● **Prompt**: Note each line where "buttery" appears, and copy it.
▬▬▬▬▬▬
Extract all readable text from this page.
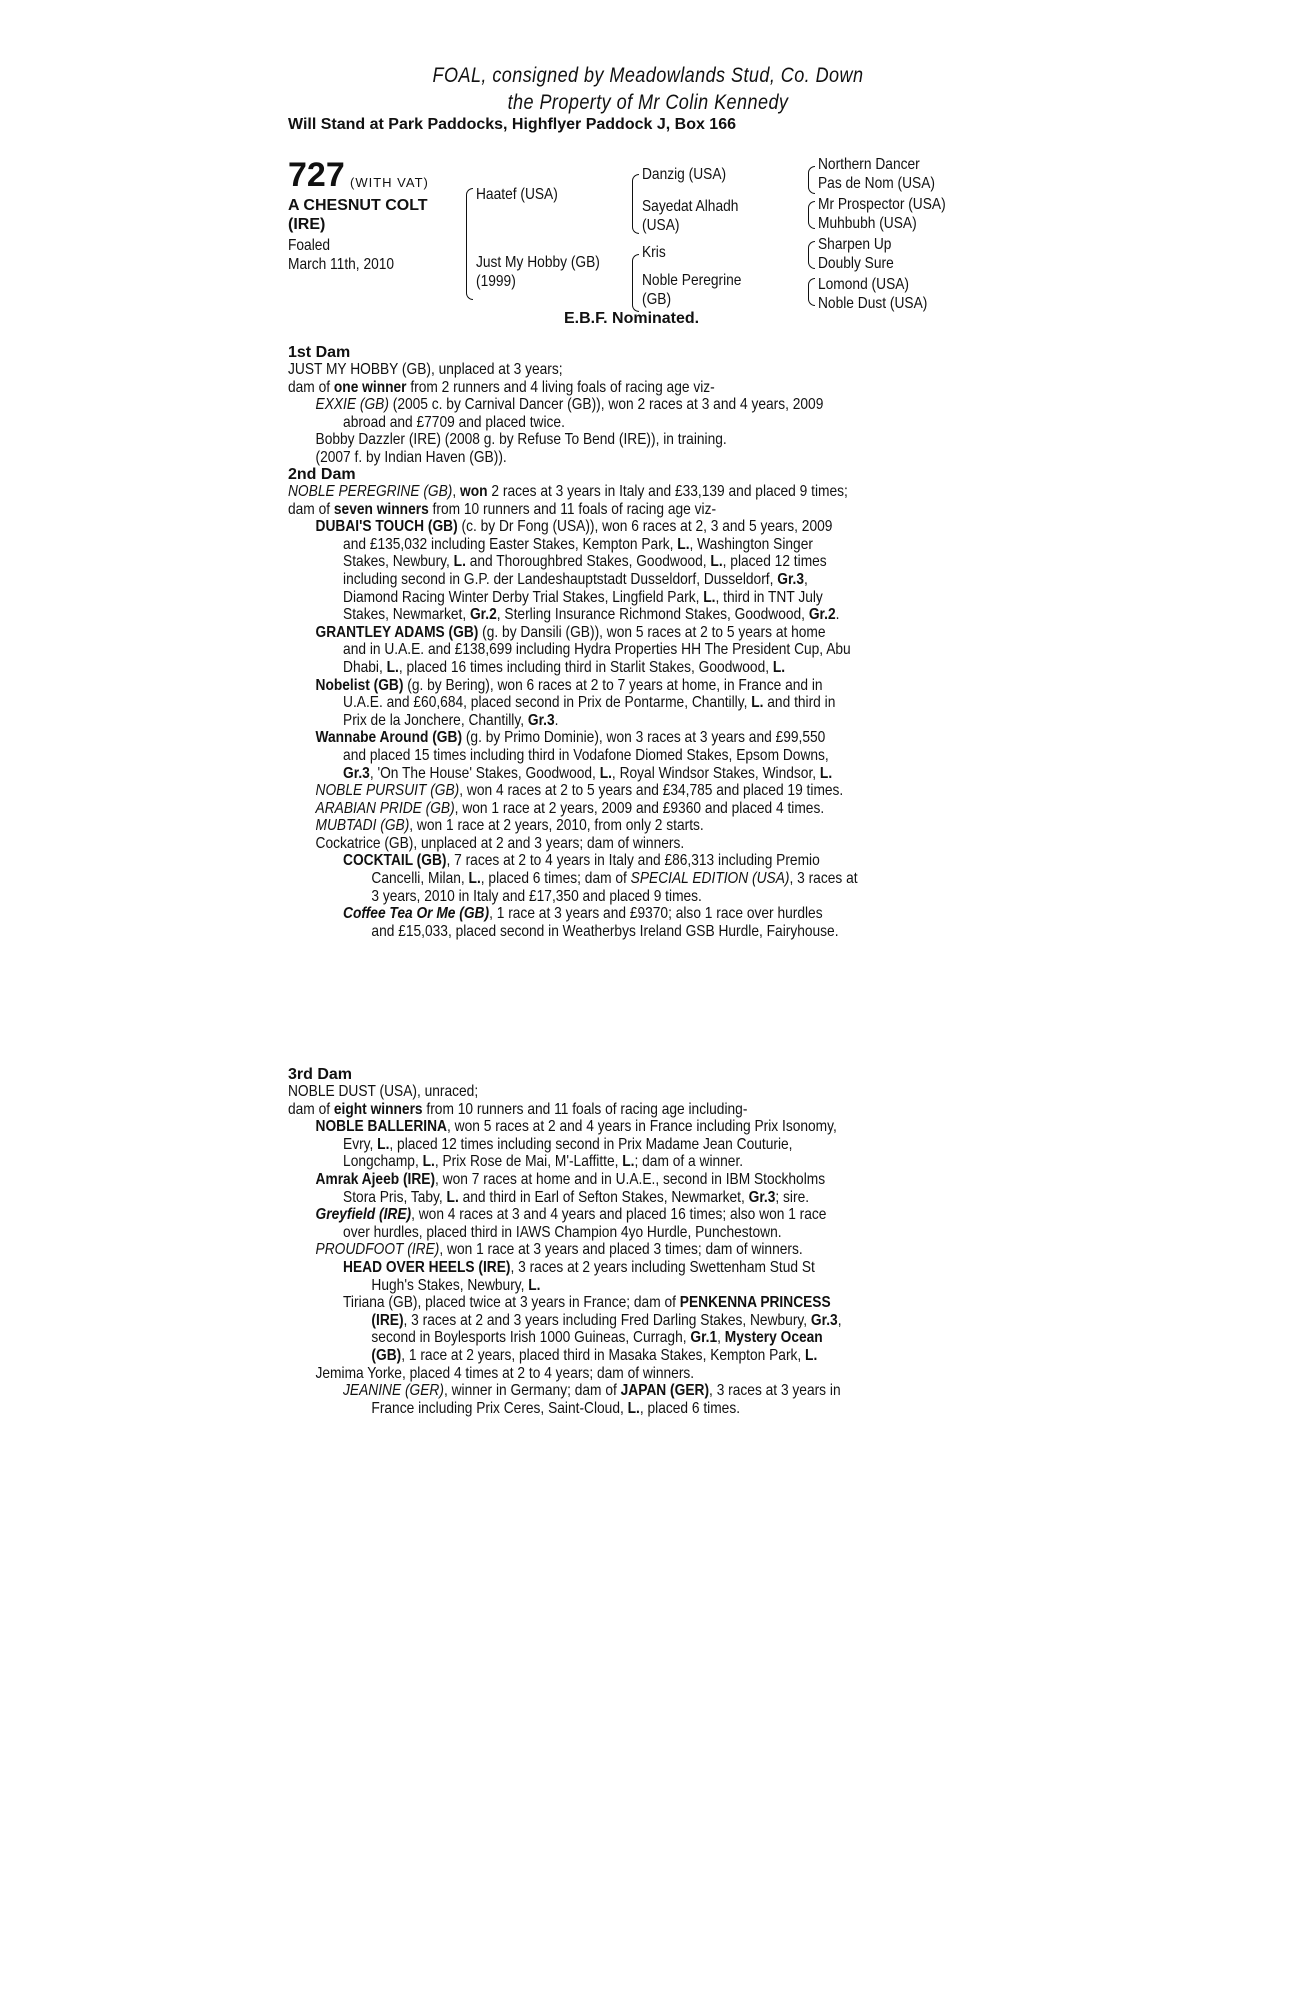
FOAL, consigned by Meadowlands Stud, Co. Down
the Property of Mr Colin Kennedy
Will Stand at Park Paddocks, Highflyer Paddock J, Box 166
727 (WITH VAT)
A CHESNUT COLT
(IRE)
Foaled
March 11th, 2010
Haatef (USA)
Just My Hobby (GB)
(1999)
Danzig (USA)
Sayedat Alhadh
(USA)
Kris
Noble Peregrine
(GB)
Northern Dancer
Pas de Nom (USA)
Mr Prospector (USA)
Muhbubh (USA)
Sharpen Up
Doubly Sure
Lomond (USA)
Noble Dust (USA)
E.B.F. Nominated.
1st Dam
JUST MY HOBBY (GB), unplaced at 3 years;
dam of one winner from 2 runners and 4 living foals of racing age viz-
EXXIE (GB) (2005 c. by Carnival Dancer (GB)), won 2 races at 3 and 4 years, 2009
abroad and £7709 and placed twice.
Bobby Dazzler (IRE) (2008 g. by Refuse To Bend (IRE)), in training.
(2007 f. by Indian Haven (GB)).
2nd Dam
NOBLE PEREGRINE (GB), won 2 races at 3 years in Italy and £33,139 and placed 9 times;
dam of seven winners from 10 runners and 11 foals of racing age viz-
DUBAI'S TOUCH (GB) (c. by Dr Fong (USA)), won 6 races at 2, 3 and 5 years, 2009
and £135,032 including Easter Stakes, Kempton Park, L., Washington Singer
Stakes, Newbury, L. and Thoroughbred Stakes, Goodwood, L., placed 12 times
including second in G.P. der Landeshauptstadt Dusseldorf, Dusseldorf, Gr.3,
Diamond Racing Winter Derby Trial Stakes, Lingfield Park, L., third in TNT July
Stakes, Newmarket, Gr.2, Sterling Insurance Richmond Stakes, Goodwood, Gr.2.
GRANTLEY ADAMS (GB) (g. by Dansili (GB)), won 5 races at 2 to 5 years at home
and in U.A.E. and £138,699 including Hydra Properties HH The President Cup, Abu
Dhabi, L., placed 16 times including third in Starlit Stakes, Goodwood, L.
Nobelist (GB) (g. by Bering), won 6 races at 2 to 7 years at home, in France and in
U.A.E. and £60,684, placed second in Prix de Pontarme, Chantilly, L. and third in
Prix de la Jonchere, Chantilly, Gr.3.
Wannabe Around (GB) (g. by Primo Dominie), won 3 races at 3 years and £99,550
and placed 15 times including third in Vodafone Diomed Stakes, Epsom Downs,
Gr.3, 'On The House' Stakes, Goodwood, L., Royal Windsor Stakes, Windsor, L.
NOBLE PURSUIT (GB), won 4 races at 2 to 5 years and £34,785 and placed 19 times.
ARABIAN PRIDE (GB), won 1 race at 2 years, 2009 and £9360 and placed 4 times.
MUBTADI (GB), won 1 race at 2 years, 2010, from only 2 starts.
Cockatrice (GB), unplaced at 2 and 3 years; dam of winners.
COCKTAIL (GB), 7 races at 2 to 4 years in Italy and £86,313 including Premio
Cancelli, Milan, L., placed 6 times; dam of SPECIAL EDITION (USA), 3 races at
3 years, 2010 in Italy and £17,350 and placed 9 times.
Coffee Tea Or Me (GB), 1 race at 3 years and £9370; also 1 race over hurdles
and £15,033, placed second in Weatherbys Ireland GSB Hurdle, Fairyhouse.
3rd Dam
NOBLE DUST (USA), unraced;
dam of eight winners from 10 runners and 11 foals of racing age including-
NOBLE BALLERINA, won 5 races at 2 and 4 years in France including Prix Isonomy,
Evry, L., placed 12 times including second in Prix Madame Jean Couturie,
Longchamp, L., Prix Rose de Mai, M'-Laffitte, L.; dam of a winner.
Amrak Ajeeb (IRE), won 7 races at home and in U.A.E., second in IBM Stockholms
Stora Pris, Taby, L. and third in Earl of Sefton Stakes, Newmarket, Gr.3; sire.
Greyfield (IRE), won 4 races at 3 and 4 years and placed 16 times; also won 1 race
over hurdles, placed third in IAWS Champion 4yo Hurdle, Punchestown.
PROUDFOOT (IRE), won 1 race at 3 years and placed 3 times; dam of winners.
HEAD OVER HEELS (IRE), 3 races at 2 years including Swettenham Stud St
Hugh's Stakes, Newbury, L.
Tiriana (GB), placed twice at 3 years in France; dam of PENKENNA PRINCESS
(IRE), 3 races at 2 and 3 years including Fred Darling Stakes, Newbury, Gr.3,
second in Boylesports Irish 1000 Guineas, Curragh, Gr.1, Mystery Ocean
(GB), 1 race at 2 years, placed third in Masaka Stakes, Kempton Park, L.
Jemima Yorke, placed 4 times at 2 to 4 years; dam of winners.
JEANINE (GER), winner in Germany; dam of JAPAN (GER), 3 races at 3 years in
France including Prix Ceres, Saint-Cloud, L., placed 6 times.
▬▬▬▬▬▬
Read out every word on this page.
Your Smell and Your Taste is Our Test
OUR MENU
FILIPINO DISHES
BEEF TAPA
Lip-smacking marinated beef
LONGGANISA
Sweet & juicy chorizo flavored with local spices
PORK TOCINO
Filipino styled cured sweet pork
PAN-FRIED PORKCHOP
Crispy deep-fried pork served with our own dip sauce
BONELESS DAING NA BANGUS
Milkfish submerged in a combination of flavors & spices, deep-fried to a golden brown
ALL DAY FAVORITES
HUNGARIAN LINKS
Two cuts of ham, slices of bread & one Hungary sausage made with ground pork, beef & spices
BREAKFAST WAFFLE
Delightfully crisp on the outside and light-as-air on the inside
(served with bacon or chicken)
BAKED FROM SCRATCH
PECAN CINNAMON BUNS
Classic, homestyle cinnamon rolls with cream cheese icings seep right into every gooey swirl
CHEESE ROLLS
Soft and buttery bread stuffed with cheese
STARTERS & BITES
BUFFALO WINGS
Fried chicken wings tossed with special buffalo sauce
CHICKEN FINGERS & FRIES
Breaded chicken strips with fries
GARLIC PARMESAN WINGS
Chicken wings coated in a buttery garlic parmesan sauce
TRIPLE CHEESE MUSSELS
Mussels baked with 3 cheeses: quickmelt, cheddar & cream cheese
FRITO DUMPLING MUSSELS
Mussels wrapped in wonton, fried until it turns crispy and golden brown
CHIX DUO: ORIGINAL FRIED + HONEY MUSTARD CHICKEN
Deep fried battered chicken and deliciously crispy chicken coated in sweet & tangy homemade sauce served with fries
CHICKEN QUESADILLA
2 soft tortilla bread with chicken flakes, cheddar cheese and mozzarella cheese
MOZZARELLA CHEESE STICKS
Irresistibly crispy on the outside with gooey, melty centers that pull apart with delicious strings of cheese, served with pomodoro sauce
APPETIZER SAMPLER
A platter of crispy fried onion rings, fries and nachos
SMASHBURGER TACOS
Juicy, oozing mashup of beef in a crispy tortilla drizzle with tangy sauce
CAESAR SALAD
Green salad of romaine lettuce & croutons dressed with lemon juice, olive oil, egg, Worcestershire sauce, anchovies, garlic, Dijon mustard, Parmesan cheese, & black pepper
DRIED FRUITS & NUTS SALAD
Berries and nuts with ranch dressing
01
▬▬▬▬▬▬
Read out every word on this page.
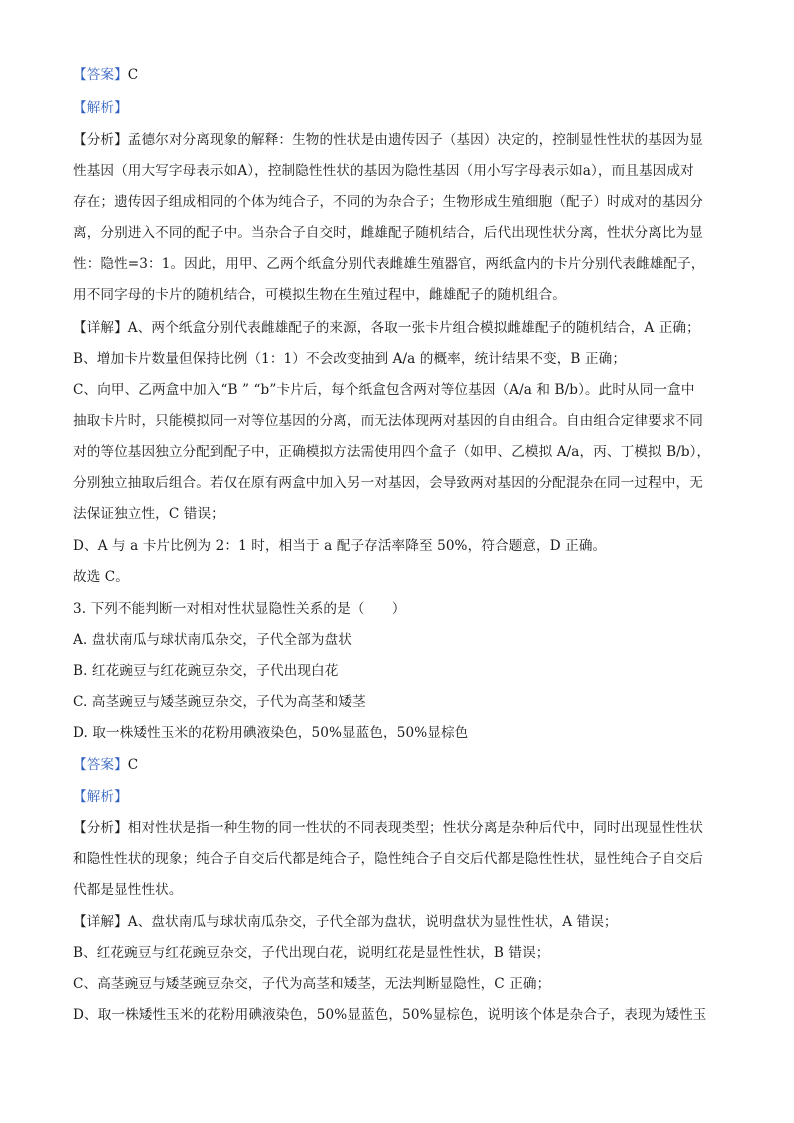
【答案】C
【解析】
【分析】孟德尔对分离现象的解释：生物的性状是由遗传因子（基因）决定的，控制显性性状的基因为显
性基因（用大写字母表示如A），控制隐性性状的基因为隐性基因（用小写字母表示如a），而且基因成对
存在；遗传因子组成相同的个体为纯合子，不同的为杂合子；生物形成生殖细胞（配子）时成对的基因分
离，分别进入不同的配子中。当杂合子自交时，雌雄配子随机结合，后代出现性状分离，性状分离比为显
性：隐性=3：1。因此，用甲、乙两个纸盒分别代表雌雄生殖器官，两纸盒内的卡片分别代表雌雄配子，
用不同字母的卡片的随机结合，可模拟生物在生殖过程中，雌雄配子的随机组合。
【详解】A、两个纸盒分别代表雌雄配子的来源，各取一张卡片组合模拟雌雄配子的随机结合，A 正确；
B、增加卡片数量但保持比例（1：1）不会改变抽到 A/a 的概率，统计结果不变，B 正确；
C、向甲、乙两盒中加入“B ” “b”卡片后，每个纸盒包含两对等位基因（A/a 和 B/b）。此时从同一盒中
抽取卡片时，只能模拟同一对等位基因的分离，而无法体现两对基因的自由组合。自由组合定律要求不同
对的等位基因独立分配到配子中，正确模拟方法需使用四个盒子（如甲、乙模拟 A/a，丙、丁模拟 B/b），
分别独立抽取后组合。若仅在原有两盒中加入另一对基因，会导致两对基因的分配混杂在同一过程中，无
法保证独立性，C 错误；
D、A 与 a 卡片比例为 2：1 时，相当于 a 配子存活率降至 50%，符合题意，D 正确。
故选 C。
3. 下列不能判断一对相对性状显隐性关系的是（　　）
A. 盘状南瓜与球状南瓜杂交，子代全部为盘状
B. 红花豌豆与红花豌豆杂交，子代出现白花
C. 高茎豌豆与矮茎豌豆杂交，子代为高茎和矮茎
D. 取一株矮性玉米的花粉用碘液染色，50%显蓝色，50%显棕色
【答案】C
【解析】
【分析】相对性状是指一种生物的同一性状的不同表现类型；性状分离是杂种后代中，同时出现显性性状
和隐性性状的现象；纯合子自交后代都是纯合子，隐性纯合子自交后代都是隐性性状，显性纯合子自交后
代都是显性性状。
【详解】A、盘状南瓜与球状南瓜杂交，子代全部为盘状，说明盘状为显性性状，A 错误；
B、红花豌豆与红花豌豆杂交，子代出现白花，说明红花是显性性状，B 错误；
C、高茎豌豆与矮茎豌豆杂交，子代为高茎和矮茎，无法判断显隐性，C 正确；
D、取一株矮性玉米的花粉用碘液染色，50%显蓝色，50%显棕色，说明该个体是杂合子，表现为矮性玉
▬▬▬▬▬▬
● **Solved exercise**:
Soft and buttery bread stuffed with cheese
Chicken wings coated in a buttery garlic parmesan sauce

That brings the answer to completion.